Extracted data entries:
———

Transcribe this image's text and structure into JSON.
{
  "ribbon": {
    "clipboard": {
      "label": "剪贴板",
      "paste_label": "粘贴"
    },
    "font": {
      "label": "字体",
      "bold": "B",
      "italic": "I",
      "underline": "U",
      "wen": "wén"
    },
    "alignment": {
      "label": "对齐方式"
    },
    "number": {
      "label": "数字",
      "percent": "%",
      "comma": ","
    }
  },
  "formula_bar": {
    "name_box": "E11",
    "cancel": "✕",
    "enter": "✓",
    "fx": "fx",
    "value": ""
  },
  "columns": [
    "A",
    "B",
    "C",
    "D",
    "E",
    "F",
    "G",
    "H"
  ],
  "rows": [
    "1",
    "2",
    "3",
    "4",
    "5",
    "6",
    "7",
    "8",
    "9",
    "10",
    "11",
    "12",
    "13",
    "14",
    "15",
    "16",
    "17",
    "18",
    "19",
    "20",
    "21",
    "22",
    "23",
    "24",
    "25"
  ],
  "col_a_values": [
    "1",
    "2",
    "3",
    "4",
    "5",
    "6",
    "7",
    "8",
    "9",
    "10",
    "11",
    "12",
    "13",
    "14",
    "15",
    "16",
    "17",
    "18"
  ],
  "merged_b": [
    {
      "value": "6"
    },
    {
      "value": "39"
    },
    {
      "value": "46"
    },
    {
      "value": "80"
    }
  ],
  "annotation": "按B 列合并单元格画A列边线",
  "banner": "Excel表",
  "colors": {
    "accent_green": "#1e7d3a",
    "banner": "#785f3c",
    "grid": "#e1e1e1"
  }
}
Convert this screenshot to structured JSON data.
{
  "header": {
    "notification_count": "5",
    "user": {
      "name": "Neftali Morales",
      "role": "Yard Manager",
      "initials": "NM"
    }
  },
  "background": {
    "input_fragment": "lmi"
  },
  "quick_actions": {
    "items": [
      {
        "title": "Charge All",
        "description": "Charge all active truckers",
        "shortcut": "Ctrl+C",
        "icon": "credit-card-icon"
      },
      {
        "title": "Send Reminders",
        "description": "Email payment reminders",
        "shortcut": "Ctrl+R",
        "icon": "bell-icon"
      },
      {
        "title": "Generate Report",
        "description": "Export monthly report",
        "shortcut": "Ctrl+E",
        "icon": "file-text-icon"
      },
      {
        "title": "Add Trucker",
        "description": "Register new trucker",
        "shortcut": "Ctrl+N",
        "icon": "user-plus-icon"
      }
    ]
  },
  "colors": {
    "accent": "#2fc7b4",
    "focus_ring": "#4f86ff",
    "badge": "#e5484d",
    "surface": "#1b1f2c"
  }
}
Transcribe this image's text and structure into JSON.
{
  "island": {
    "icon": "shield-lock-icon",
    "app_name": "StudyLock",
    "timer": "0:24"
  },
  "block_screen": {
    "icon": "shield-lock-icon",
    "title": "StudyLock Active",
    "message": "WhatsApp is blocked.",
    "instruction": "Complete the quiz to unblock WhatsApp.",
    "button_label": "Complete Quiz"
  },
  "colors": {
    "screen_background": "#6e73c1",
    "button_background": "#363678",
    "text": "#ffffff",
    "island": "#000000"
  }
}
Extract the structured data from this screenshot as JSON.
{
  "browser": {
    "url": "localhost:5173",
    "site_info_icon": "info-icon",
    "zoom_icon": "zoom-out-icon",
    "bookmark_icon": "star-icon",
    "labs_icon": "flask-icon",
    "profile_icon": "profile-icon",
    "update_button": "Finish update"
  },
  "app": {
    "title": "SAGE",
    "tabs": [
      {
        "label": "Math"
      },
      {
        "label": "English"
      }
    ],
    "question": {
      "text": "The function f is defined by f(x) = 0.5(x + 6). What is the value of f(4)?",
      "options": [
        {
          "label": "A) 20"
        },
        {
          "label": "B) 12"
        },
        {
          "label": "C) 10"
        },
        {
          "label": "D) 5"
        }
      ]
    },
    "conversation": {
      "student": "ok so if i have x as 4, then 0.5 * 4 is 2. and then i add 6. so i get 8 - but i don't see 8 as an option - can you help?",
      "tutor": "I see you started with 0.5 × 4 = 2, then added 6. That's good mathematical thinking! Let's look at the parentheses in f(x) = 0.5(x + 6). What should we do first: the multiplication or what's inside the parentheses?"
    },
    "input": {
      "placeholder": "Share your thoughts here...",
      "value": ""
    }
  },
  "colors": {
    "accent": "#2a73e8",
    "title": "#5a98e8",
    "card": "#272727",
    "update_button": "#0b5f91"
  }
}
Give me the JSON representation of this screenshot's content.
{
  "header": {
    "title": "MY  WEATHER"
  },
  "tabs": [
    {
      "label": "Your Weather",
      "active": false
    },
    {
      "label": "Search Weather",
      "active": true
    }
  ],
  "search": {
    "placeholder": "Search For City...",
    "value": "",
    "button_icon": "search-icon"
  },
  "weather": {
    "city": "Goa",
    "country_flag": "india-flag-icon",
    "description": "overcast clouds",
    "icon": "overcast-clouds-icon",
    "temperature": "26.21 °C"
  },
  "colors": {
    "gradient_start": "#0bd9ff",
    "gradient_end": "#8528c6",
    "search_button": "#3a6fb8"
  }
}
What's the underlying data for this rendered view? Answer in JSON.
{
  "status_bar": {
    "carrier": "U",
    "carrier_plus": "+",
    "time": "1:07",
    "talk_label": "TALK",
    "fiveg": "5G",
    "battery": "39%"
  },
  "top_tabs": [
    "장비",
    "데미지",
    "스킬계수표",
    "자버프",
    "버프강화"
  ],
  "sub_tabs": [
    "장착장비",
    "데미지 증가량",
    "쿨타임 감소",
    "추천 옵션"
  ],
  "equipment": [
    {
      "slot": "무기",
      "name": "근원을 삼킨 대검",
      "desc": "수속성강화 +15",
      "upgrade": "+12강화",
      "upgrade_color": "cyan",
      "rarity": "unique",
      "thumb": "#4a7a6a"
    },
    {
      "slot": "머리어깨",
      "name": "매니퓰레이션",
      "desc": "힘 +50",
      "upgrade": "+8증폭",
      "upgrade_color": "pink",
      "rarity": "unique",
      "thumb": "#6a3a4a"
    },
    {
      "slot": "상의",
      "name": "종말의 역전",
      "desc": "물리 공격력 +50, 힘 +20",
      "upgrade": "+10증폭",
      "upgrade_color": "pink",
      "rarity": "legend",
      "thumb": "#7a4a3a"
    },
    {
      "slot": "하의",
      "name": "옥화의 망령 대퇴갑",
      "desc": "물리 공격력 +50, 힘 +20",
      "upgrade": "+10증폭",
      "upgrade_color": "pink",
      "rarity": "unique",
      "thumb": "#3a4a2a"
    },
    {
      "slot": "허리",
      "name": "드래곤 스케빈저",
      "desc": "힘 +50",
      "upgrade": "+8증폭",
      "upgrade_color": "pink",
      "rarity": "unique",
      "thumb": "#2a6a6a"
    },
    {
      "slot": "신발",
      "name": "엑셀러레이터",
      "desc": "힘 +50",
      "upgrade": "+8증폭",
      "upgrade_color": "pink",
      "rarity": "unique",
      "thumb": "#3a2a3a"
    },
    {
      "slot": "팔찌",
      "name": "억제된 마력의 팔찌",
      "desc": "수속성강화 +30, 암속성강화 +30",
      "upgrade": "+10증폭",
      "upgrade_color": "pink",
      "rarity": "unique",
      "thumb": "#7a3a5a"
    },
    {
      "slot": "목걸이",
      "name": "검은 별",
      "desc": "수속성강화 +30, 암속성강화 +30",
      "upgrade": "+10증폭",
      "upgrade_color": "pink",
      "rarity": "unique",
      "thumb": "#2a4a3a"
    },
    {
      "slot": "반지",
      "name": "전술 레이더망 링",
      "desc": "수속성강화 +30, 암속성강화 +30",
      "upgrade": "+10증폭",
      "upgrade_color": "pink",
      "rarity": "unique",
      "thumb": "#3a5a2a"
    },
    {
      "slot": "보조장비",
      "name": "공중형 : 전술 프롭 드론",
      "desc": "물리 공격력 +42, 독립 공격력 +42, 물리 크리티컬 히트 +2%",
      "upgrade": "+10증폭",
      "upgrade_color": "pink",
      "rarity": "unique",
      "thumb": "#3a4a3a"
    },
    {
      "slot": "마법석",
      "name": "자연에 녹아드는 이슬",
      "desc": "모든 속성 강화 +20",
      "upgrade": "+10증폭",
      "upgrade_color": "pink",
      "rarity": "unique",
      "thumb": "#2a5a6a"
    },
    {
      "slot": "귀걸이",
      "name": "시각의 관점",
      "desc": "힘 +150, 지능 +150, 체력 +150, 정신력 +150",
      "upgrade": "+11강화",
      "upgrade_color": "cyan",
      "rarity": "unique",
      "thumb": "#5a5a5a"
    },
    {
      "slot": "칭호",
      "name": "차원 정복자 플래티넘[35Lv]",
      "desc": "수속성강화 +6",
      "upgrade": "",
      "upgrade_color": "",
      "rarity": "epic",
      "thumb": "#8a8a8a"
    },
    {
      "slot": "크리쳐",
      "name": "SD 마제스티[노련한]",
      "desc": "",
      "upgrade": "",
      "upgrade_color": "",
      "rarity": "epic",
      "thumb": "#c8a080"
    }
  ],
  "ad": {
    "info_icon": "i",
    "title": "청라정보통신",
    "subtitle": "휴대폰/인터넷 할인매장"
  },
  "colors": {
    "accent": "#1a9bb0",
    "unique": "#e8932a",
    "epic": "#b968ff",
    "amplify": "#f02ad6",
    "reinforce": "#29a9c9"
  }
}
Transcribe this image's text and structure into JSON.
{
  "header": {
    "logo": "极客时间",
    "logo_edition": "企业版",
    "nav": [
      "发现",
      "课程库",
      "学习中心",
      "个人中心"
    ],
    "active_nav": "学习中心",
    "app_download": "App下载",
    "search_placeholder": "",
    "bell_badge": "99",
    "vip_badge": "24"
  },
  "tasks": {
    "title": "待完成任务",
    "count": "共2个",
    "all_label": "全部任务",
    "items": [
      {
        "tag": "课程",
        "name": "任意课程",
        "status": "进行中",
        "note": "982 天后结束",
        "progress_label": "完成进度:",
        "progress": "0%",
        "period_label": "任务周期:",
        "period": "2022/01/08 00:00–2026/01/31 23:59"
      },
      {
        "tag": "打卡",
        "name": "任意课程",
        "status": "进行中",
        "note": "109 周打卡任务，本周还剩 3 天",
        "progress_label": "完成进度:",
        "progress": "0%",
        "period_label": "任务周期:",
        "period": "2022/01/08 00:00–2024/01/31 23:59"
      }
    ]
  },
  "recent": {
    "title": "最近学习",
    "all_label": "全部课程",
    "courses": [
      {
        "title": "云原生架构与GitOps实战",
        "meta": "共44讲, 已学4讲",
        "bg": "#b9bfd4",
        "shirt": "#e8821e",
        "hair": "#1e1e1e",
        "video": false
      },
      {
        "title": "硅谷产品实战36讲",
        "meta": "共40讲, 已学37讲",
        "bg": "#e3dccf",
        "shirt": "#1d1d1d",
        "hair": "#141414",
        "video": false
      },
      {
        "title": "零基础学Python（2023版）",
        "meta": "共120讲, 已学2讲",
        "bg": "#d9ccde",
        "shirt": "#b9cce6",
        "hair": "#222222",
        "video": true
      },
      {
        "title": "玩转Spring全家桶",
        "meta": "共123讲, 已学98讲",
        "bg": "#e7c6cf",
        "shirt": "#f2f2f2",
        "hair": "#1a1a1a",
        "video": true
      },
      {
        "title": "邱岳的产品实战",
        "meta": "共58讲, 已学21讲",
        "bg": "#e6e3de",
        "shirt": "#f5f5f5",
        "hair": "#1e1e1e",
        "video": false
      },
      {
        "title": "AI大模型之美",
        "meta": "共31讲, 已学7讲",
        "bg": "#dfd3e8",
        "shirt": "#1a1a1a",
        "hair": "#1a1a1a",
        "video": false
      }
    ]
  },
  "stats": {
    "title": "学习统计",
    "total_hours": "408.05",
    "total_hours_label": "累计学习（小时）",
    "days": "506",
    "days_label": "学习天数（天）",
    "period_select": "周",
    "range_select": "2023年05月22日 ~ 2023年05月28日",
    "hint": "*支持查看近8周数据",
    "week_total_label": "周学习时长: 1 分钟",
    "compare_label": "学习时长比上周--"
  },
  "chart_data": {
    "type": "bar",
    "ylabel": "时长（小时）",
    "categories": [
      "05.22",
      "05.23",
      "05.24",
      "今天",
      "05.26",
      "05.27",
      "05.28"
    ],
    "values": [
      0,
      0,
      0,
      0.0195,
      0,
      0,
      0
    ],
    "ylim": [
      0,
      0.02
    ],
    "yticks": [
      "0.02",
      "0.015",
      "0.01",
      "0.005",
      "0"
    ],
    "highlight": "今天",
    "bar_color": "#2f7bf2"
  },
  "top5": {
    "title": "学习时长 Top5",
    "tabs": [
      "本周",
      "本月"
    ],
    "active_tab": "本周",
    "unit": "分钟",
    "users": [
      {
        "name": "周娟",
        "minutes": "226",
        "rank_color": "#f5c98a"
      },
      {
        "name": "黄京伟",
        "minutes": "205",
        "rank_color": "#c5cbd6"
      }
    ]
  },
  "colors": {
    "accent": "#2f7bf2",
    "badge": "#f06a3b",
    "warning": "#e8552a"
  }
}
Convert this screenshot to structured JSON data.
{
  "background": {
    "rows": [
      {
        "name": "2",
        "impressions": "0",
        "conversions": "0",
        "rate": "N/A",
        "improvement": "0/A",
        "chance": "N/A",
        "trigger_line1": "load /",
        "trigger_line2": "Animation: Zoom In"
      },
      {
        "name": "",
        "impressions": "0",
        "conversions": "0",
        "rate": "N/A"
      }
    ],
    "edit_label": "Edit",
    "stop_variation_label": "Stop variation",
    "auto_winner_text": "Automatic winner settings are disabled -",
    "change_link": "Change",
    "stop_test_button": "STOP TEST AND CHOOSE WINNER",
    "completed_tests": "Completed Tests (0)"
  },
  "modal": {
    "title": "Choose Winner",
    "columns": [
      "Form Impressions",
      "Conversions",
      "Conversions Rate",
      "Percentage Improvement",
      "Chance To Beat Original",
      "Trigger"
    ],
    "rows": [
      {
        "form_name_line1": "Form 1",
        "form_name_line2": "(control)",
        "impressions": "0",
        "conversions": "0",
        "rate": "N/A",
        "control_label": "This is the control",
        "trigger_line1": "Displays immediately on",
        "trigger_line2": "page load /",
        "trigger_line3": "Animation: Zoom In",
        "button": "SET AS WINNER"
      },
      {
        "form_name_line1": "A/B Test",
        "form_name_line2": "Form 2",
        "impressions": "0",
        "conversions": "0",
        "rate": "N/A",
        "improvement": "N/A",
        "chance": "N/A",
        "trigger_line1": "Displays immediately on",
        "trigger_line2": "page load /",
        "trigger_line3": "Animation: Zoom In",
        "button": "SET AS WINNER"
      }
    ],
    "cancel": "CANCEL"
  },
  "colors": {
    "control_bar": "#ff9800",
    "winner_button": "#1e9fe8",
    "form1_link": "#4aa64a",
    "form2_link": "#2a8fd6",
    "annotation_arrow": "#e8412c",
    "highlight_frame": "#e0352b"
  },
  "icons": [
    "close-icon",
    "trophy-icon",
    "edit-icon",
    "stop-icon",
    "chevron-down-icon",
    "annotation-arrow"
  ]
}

———

What is needed: Above are the records; copy every line in them that holds the word "Ctrl".

Finished answer:
        "shortcut": "Ctrl+C",
        "shortcut": "Ctrl+R",
        "shortcut": "Ctrl+E",
        "shortcut": "Ctrl+N",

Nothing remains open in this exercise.